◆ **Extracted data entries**
-- Begin --
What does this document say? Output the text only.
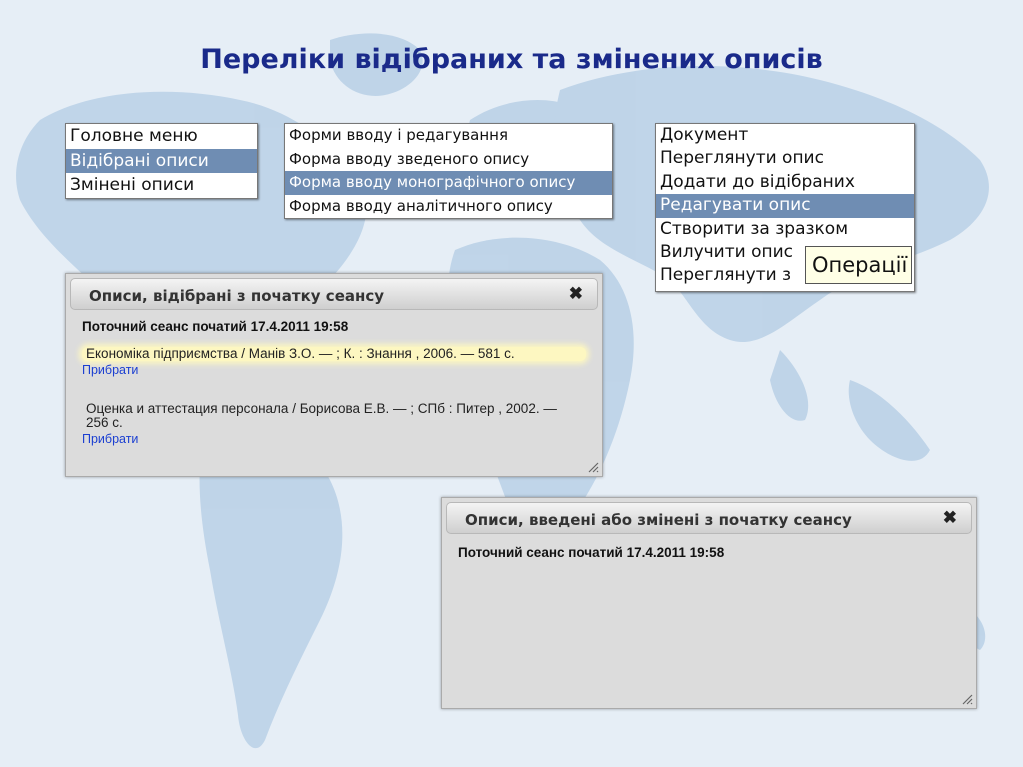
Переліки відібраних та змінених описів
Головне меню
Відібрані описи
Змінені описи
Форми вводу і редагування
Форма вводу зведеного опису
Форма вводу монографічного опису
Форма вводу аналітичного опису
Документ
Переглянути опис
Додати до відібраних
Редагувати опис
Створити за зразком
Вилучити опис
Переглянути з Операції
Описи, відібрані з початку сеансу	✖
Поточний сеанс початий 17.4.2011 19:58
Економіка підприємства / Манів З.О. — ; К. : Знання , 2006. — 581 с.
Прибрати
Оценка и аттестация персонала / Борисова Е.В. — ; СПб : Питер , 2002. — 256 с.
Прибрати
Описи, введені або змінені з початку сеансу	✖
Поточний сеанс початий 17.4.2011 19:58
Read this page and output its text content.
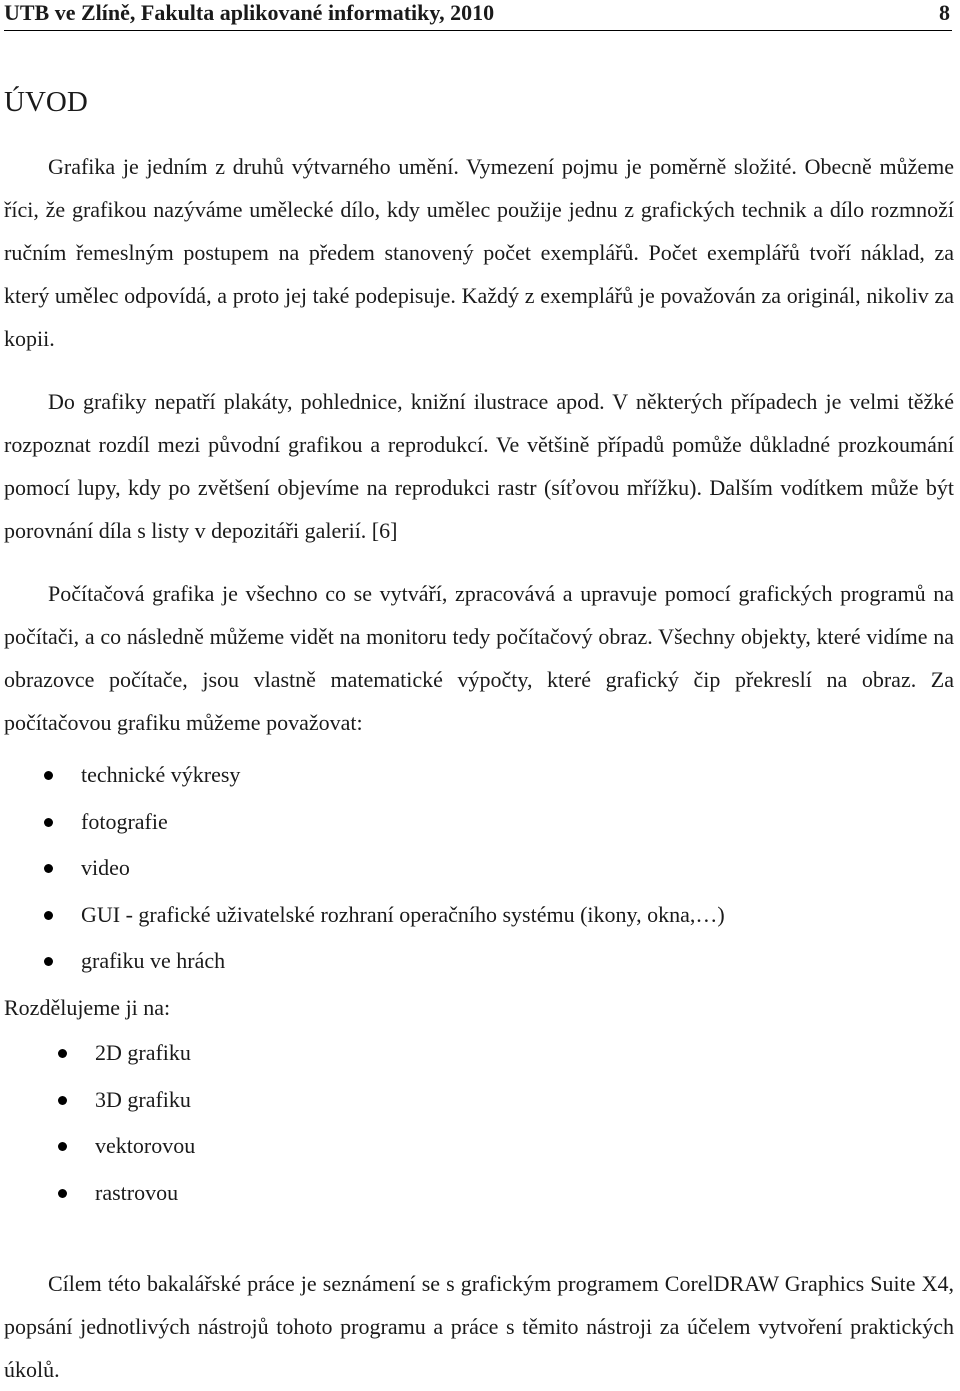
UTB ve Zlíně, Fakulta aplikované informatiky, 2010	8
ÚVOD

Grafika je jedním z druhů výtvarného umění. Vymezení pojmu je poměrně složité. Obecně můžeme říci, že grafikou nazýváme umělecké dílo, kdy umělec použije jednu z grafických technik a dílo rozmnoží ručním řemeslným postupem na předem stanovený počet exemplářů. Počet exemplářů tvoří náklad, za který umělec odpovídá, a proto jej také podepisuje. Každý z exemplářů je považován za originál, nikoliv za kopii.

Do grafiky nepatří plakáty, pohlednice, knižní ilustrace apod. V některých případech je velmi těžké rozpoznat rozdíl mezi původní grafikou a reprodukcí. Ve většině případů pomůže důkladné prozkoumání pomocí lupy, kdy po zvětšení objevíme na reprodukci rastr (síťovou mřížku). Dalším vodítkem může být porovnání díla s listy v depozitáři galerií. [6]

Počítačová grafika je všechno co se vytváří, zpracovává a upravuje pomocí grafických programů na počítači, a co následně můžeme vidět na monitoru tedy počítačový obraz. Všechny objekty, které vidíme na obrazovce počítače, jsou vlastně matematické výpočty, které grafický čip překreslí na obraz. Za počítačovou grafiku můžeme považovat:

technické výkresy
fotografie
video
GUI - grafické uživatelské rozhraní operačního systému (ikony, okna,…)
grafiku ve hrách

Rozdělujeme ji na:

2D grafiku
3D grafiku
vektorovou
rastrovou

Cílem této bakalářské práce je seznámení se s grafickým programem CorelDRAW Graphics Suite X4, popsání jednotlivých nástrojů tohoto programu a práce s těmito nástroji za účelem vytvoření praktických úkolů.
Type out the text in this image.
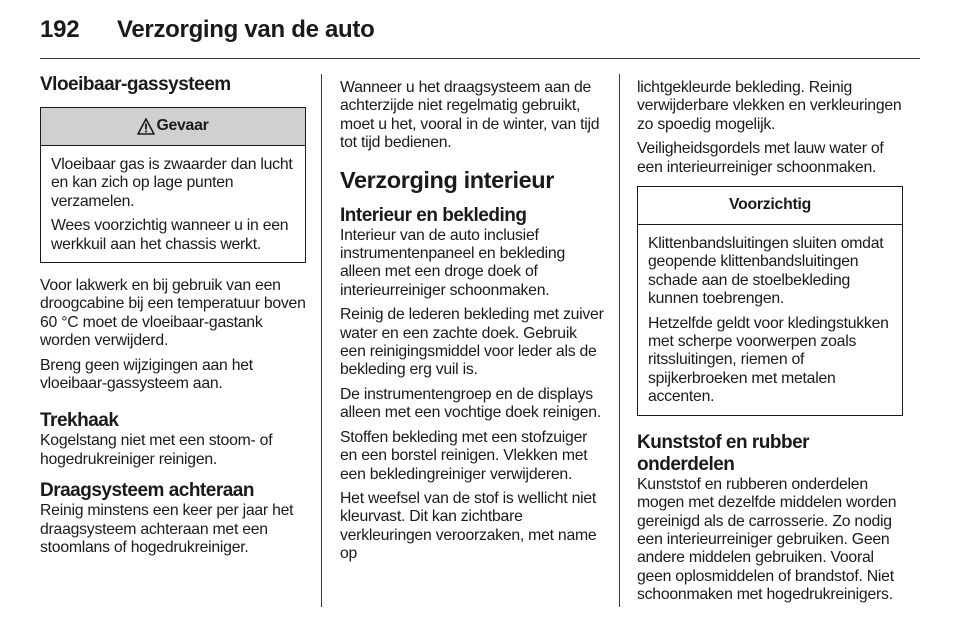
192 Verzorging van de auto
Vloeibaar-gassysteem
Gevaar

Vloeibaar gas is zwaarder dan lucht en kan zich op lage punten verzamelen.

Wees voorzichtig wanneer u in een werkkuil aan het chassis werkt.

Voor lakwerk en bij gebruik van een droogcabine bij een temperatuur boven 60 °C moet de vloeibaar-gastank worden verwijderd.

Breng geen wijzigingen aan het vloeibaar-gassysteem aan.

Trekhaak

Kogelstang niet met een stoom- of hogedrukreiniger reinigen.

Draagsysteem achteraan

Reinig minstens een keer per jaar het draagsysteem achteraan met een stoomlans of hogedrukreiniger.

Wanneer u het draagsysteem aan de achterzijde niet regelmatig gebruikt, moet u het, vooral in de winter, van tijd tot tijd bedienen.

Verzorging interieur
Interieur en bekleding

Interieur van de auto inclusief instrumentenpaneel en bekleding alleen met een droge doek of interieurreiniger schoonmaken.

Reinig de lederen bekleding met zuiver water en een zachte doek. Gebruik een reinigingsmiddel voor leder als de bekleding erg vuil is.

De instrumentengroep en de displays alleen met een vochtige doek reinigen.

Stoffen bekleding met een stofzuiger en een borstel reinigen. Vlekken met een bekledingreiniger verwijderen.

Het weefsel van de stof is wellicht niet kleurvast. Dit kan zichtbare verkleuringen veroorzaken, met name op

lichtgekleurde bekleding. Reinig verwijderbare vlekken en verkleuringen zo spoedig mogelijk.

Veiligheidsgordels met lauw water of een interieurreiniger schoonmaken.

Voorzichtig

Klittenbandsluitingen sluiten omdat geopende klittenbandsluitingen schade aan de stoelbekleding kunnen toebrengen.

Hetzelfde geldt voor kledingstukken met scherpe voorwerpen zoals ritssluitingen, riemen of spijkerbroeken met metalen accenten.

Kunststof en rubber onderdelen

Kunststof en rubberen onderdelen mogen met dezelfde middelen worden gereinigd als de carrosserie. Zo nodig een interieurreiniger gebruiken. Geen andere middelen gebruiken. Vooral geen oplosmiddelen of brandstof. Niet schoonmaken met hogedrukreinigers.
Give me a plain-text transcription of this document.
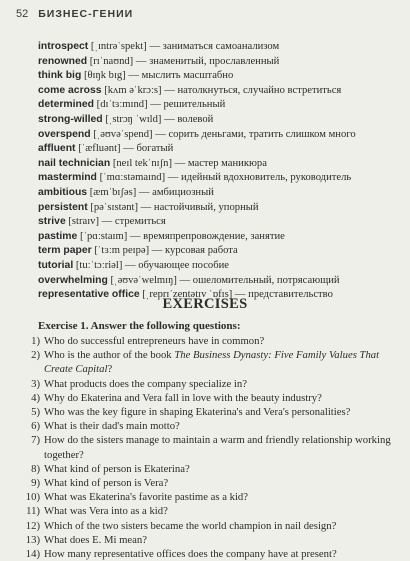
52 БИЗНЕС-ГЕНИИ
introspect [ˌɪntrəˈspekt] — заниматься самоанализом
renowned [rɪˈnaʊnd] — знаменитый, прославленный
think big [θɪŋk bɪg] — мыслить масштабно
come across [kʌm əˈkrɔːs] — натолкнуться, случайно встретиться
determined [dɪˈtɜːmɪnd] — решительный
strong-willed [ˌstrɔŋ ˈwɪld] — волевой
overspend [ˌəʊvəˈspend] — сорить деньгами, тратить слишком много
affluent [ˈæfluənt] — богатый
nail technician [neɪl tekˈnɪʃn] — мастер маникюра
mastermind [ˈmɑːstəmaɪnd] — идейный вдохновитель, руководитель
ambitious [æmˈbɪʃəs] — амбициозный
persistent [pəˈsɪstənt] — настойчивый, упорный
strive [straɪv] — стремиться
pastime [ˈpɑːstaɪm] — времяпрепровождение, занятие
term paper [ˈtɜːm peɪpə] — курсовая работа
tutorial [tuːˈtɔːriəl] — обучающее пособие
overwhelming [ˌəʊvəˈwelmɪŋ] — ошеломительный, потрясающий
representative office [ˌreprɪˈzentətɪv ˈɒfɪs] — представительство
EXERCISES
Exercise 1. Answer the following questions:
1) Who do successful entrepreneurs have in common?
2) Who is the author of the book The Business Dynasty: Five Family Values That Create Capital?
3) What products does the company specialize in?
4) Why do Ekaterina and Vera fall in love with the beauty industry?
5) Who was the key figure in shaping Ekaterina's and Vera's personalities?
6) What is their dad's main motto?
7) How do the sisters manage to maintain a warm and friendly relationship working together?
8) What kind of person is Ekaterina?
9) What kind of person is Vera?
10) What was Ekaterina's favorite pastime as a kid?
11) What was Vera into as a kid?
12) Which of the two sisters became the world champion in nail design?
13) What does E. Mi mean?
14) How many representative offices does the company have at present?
-- End --
◆ **Stated task**
Transcribe every record above exactly as written, leaving out any pictures.

◆ **Result below**
What does this document say? Output the text only.
Переліки відібраних та змінених описів
Головне меню
Відібрані описи
Змінені описи
Форми вводу і редагування
Форма вводу зведеного опису
Форма вводу монографічного опису
Форма вводу аналітичного опису
Документ
Переглянути опис
Додати до відібраних
Редагувати опис
Створити за зразком
Вилучити опис
Переглянути з Операції
Описи, відібрані з початку сеансу	✖
Поточний сеанс початий 17.4.2011 19:58
Економіка підприємства / Манів З.О. — ; К. : Знання , 2006. — 581 с.
Прибрати
Оценка и аттестация персонала / Борисова Е.В. — ; СПб : Питер , 2002. — 256 с.
Прибрати
Описи, введені або змінені з початку сеансу	✖
Поточний сеанс початий 17.4.2011 19:58
Read this page and output its text content.
UTB ve Zlíně, Fakulta aplikované informatiky, 2010	8
ÚVOD

Grafika je jedním z druhů výtvarného umění. Vymezení pojmu je poměrně složité. Obecně můžeme říci, že grafikou nazýváme umělecké dílo, kdy umělec použije jednu z grafických technik a dílo rozmnoží ručním řemeslným postupem na předem stanovený počet exemplářů. Počet exemplářů tvoří náklad, za který umělec odpovídá, a proto jej také podepisuje. Každý z exemplářů je považován za originál, nikoliv za kopii.

Do grafiky nepatří plakáty, pohlednice, knižní ilustrace apod. V některých případech je velmi těžké rozpoznat rozdíl mezi původní grafikou a reprodukcí. Ve většině případů pomůže důkladné prozkoumání pomocí lupy, kdy po zvětšení objevíme na reprodukci rastr (síťovou mřížku). Dalším vodítkem může být porovnání díla s listy v depozitáři galerií. [6]

Počítačová grafika je všechno co se vytváří, zpracovává a upravuje pomocí grafických programů na počítači, a co následně můžeme vidět na monitoru tedy počítačový obraz. Všechny objekty, které vidíme na obrazovce počítače, jsou vlastně matematické výpočty, které grafický čip překreslí na obraz. Za počítačovou grafiku můžeme považovat:

technické výkresy
fotografie
video
GUI - grafické uživatelské rozhraní operačního systému (ikony, okna,…)
grafiku ve hrách

Rozdělujeme ji na:

2D grafiku
3D grafiku
vektorovou
rastrovou

Cílem této bakalářské práce je seznámení se s grafickým programem CorelDRAW Graphics Suite X4, popsání jednotlivých nástrojů tohoto programu a práce s těmito nástroji za účelem vytvoření praktických úkolů.
Type out the text in this image.
192 Verzorging van de auto
Vloeibaar-gassysteem
Gevaar

Vloeibaar gas is zwaarder dan lucht en kan zich op lage punten verzamelen.

Wees voorzichtig wanneer u in een werkkuil aan het chassis werkt.

Voor lakwerk en bij gebruik van een droogcabine bij een temperatuur boven 60 °C moet de vloeibaar-gastank worden verwijderd.

Breng geen wijzigingen aan het vloeibaar-gassysteem aan.

Trekhaak

Kogelstang niet met een stoom- of hogedrukreiniger reinigen.

Draagsysteem achteraan

Reinig minstens een keer per jaar het draagsysteem achteraan met een stoomlans of hogedrukreiniger.

Wanneer u het draagsysteem aan de achterzijde niet regelmatig gebruikt, moet u het, vooral in de winter, van tijd tot tijd bedienen.

Verzorging interieur
Interieur en bekleding

Interieur van de auto inclusief instrumentenpaneel en bekleding alleen met een droge doek of interieurreiniger schoonmaken.

Reinig de lederen bekleding met zuiver water en een zachte doek. Gebruik een reinigingsmiddel voor leder als de bekleding erg vuil is.

De instrumentengroep en de displays alleen met een vochtige doek reinigen.

Stoffen bekleding met een stofzuiger en een borstel reinigen. Vlekken met een bekledingreiniger verwijderen.

Het weefsel van de stof is wellicht niet kleurvast. Dit kan zichtbare verkleuringen veroorzaken, met name op

lichtgekleurde bekleding. Reinig verwijderbare vlekken en verkleuringen zo spoedig mogelijk.

Veiligheidsgordels met lauw water of een interieurreiniger schoonmaken.

Voorzichtig

Klittenbandsluitingen sluiten omdat geopende klittenbandsluitingen schade aan de stoelbekleding kunnen toebrengen.

Hetzelfde geldt voor kledingstukken met scherpe voorwerpen zoals ritssluitingen, riemen of spijkerbroeken met metalen accenten.

Kunststof en rubber onderdelen

Kunststof en rubberen onderdelen mogen met dezelfde middelen worden gereinigd als de carrosserie. Zo nodig een interieurreiniger gebruiken. Geen andere middelen gebruiken. Vooral geen oplosmiddelen of brandstof. Niet schoonmaken met hogedrukreinigers.
Give me a plain-text transcription of this document.
52 БИЗНЕС-ГЕНИИ
introspect [ˌɪntrəˈspekt] — заниматься самоанализом
renowned [rɪˈnaʊnd] — знаменитый, прославленный
think big [θɪŋk bɪg] — мыслить масштабно
come across [kʌm əˈkrɔːs] — натолкнуться, случайно встретиться
determined [dɪˈtɜːmɪnd] — решительный
strong-willed [ˌstrɔŋ ˈwɪld] — волевой
overspend [ˌəʊvəˈspend] — сорить деньгами, тратить слишком много
affluent [ˈæfluənt] — богатый
nail technician [neɪl tekˈnɪʃn] — мастер маникюра
mastermind [ˈmɑːstəmaɪnd] — идейный вдохновитель, руководитель
ambitious [æmˈbɪʃəs] — амбициозный
persistent [pəˈsɪstənt] — настойчивый, упорный
strive [straɪv] — стремиться
pastime [ˈpɑːstaɪm] — времяпрепровождение, занятие
term paper [ˈtɜːm peɪpə] — курсовая работа
tutorial [tuːˈtɔːriəl] — обучающее пособие
overwhelming [ˌəʊvəˈwelmɪŋ] — ошеломительный, потрясающий
representative office [ˌreprɪˈzentətɪv ˈɒfɪs] — представительство
EXERCISES
Exercise 1. Answer the following questions:
1) Who do successful entrepreneurs have in common?
2) Who is the author of the book The Business Dynasty: Five Family Values That Create Capital?
3) What products does the company specialize in?
4) Why do Ekaterina and Vera fall in love with the beauty industry?
5) Who was the key figure in shaping Ekaterina's and Vera's personalities?
6) What is their dad's main motto?
7) How do the sisters manage to maintain a warm and friendly relationship working together?
8) What kind of person is Ekaterina?
9) What kind of person is Vera?
10) What was Ekaterina's favorite pastime as a kid?
11) What was Vera into as a kid?
12) Which of the two sisters became the world champion in nail design?
13) What does E. Mi mean?
14) How many representative offices does the company have at present?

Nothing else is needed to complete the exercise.